Task instructions: Locate all lines in the data below that hold "true" and show them.

Extracted information:

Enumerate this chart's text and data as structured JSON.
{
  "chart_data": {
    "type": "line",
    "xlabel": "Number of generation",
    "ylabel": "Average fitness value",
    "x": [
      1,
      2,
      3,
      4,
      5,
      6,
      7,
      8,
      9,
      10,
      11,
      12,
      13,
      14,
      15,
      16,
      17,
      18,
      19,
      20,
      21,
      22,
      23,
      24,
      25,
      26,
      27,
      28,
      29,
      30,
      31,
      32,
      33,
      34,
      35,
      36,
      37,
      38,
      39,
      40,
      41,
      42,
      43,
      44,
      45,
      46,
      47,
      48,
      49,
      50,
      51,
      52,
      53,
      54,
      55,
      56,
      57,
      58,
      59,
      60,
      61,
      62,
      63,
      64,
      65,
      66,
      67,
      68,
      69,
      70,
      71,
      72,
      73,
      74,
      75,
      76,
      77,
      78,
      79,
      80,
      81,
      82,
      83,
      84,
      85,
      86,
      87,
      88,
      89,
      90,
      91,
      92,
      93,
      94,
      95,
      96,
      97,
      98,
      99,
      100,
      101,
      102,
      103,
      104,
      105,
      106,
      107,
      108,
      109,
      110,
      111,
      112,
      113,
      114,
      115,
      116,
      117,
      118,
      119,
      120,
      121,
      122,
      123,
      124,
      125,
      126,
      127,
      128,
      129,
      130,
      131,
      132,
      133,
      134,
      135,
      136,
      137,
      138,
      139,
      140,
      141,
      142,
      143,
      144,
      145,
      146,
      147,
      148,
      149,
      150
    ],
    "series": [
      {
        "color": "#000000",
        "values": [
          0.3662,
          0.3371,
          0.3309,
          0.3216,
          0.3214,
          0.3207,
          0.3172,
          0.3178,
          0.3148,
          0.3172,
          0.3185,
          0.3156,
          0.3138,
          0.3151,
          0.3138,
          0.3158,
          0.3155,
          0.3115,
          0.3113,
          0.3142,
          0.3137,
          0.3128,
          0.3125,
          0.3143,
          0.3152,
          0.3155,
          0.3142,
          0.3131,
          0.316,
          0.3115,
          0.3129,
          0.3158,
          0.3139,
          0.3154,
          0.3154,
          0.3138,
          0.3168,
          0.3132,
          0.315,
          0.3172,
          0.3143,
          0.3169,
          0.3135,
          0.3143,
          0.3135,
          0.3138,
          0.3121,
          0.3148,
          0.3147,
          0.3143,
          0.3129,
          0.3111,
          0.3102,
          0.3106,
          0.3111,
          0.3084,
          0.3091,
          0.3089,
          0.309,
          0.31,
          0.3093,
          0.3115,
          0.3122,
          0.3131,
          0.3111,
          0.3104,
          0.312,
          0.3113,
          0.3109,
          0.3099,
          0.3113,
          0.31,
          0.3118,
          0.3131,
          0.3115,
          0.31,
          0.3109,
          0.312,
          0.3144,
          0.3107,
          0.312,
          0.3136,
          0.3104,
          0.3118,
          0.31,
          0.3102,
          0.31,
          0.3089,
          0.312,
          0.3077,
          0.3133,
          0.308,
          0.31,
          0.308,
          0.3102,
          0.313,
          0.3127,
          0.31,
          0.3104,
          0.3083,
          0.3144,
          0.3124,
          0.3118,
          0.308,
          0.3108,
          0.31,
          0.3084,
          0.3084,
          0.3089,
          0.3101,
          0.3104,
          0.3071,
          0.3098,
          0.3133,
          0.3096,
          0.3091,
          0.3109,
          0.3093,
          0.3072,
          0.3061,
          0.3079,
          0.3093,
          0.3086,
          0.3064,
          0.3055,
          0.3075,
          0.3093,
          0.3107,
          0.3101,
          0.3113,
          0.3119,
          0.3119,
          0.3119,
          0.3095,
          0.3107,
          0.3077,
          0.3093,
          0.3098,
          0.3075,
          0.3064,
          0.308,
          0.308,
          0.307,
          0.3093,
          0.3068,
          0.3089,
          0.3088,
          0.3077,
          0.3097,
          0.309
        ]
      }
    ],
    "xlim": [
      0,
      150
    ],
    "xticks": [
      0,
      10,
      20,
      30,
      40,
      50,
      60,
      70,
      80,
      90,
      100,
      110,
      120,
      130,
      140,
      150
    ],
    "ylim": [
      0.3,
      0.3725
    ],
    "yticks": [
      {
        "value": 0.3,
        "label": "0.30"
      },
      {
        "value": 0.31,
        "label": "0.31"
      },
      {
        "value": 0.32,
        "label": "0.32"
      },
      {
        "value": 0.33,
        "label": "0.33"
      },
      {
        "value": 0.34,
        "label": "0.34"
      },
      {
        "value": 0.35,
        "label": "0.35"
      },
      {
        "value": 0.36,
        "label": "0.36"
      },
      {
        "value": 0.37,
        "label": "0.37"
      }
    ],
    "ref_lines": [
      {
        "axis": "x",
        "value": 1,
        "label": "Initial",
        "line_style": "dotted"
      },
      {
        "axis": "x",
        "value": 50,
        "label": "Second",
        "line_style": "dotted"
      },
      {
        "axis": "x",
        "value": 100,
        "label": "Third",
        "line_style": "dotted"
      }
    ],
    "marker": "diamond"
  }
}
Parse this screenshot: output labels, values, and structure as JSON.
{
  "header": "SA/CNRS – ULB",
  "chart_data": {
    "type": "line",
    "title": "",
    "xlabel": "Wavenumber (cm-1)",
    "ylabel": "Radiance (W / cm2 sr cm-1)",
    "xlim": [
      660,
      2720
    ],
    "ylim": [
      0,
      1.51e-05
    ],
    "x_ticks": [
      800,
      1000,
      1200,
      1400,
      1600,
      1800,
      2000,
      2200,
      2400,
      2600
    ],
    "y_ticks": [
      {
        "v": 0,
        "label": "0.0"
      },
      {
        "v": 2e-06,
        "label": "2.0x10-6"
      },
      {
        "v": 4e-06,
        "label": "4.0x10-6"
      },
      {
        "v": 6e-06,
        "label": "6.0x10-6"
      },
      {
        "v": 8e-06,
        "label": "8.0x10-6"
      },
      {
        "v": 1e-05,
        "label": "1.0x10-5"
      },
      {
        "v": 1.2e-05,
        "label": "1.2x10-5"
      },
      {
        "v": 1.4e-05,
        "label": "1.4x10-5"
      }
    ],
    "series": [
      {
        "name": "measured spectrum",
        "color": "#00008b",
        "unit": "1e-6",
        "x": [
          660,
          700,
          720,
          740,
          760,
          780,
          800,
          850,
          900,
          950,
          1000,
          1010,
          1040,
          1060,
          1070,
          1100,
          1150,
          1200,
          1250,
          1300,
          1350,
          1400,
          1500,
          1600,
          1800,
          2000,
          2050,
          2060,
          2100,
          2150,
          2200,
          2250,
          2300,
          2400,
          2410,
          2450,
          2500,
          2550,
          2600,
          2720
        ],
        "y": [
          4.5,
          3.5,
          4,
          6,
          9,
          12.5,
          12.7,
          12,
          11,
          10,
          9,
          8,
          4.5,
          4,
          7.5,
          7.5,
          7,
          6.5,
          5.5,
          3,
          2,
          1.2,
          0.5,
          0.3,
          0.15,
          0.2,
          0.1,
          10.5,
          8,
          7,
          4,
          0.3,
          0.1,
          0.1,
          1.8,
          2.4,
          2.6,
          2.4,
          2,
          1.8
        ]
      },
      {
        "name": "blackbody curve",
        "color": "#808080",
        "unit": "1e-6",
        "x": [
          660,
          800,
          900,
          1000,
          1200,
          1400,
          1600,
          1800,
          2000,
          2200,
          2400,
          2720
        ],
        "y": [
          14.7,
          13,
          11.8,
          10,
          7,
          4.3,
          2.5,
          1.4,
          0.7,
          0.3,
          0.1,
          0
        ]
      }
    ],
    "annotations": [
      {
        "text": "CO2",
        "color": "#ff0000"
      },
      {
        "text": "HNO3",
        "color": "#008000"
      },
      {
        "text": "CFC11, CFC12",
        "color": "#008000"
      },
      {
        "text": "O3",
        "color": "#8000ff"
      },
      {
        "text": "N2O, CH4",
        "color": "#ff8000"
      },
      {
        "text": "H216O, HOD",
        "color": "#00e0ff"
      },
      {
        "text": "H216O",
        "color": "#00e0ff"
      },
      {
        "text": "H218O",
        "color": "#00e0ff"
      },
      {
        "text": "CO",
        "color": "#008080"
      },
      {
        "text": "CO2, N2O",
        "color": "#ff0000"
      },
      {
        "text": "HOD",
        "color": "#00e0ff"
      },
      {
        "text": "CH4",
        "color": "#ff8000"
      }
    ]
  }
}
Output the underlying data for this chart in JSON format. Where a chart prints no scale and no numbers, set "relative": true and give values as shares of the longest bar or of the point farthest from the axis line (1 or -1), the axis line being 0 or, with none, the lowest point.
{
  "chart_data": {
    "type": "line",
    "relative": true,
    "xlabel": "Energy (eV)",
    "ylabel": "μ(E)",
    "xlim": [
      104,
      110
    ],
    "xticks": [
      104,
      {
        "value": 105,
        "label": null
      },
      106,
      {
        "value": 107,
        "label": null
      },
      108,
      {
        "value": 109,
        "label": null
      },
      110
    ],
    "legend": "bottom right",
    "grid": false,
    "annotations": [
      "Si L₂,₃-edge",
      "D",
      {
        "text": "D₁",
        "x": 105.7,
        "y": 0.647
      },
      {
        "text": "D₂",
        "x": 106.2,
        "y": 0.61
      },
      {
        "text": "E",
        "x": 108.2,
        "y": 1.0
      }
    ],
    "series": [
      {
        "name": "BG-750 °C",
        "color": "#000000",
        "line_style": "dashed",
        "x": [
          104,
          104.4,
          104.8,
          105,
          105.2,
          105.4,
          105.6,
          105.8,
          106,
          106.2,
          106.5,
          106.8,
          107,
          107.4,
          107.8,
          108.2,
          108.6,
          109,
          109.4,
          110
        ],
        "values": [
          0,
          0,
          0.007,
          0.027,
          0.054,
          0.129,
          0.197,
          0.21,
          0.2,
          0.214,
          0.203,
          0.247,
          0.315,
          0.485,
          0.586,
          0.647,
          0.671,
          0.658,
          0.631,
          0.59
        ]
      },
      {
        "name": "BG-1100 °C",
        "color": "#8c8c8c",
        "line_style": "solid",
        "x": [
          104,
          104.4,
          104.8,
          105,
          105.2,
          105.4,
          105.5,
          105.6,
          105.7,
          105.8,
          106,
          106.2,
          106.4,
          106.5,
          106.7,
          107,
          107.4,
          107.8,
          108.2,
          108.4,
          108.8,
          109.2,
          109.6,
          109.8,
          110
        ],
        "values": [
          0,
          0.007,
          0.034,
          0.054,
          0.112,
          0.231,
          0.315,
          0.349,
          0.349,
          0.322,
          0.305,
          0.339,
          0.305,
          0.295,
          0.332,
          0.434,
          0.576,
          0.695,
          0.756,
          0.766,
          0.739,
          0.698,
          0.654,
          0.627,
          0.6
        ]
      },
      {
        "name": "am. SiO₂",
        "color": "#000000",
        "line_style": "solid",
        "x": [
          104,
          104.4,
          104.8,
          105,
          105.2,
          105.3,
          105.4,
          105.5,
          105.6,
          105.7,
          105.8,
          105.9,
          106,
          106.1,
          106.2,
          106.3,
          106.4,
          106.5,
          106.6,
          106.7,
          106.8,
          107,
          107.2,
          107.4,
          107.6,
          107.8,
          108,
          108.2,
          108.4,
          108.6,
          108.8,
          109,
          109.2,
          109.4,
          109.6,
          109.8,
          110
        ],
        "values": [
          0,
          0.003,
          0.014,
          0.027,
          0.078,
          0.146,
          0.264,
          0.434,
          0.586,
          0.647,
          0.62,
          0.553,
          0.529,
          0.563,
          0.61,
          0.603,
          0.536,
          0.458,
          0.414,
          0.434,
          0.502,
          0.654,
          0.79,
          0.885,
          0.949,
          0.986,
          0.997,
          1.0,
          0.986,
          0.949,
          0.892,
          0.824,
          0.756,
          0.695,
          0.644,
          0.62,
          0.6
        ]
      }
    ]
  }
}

The response:
Output the underlying data for this chart in JSON format. Where a chart prints no scale and no numbers, set "relative": true and give values as shares of the longest bar or of the point farthest from the axis line (1 or -1), the axis line being 0 or, with none, the lowest point.
    "relative": true,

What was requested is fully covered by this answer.